## begin Material to process

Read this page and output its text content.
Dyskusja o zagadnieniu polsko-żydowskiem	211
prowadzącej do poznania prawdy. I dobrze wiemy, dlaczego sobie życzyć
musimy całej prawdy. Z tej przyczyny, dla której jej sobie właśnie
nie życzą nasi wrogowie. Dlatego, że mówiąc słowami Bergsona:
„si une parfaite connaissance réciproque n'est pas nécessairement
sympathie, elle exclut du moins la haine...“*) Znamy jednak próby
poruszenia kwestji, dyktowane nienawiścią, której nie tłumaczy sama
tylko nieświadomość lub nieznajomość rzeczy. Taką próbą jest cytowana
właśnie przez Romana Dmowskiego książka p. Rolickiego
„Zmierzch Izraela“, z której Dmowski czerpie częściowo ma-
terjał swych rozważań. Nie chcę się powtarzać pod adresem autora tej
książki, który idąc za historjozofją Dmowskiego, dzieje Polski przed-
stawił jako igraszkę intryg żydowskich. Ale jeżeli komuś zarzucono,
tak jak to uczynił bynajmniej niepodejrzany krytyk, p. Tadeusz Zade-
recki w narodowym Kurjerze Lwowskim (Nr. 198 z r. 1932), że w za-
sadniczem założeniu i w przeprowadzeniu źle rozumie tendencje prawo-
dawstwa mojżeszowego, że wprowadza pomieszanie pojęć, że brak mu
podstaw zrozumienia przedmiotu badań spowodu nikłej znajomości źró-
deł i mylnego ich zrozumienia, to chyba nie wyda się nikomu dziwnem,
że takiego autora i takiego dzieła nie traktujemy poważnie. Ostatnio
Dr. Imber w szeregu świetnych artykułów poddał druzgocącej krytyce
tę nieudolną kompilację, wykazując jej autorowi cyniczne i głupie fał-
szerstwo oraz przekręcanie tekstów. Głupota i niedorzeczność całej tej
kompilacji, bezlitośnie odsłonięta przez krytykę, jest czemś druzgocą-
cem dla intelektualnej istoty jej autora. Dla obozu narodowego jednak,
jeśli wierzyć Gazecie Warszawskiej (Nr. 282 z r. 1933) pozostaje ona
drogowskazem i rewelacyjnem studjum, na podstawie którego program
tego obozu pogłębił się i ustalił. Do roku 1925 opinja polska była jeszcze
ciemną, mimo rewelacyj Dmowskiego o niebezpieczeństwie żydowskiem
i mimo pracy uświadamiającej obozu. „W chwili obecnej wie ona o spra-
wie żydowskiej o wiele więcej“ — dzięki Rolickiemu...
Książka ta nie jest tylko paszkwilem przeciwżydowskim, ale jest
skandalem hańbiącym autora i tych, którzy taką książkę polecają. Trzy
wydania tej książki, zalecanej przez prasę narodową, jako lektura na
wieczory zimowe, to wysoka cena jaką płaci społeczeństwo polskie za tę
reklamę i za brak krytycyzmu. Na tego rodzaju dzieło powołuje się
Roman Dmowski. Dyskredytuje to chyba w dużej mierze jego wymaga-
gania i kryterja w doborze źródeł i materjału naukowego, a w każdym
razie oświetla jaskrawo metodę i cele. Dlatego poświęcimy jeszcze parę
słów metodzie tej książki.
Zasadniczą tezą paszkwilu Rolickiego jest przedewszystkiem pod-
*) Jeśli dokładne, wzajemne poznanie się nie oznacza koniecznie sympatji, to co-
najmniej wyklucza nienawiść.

## end Material to process

• Exercise requirements: Would you reproduce all the entries exactly?

• Full solution:
Read this page and output its text content.
Dyskusja o zagadnieniu polsko-żydowskiem	211
prowadzącej do poznania prawdy. I dobrze wiemy, dlaczego sobie życzyć
musimy całej prawdy. Z tej przyczyny, dla której jej sobie właśnie
nie życzą nasi wrogowie. Dlatego, że mówiąc słowami Bergsona:
„si une parfaite connaissance réciproque n'est pas nécessairement
sympathie, elle exclut du moins la haine...“*) Znamy jednak próby
poruszenia kwestji, dyktowane nienawiścią, której nie tłumaczy sama
tylko nieświadomość lub nieznajomość rzeczy. Taką próbą jest cytowana
właśnie przez Romana Dmowskiego książka p. Rolickiego
„Zmierzch Izraela“, z której Dmowski czerpie częściowo ma-
terjał swych rozważań. Nie chcę się powtarzać pod adresem autora tej
książki, który idąc za historjozofją Dmowskiego, dzieje Polski przed-
stawił jako igraszkę intryg żydowskich. Ale jeżeli komuś zarzucono,
tak jak to uczynił bynajmniej niepodejrzany krytyk, p. Tadeusz Zade-
recki w narodowym Kurjerze Lwowskim (Nr. 198 z r. 1932), że w za-
sadniczem założeniu i w przeprowadzeniu źle rozumie tendencje prawo-
dawstwa mojżeszowego, że wprowadza pomieszanie pojęć, że brak mu
podstaw zrozumienia przedmiotu badań spowodu nikłej znajomości źró-
deł i mylnego ich zrozumienia, to chyba nie wyda się nikomu dziwnem,
że takiego autora i takiego dzieła nie traktujemy poważnie. Ostatnio
Dr. Imber w szeregu świetnych artykułów poddał druzgocącej krytyce
tę nieudolną kompilację, wykazując jej autorowi cyniczne i głupie fał-
szerstwo oraz przekręcanie tekstów. Głupota i niedorzeczność całej tej
kompilacji, bezlitośnie odsłonięta przez krytykę, jest czemś druzgocą-
cem dla intelektualnej istoty jej autora. Dla obozu narodowego jednak,
jeśli wierzyć Gazecie Warszawskiej (Nr. 282 z r. 1933) pozostaje ona
drogowskazem i rewelacyjnem studjum, na podstawie którego program
tego obozu pogłębił się i ustalił. Do roku 1925 opinja polska była jeszcze
ciemną, mimo rewelacyj Dmowskiego o niebezpieczeństwie żydowskiem
i mimo pracy uświadamiającej obozu. „W chwili obecnej wie ona o spra-
wie żydowskiej o wiele więcej“ — dzięki Rolickiemu...
Książka ta nie jest tylko paszkwilem przeciwżydowskim, ale jest
skandalem hańbiącym autora i tych, którzy taką książkę polecają. Trzy
wydania tej książki, zalecanej przez prasę narodową, jako lektura na
wieczory zimowe, to wysoka cena jaką płaci społeczeństwo polskie za tę
reklamę i za brak krytycyzmu. Na tego rodzaju dzieło powołuje się
Roman Dmowski. Dyskredytuje to chyba w dużej mierze jego wymaga-
gania i kryterja w doborze źródeł i materjału naukowego, a w każdym
razie oświetla jaskrawo metodę i cele. Dlatego poświęcimy jeszcze parę
słów metodzie tej książki.
Zasadniczą tezą paszkwilu Rolickiego jest przedewszystkiem pod-
*) Jeśli dokładne, wzajemne poznanie się nie oznacza koniecznie sympatji, to co-
najmniej wyklucza nienawiść.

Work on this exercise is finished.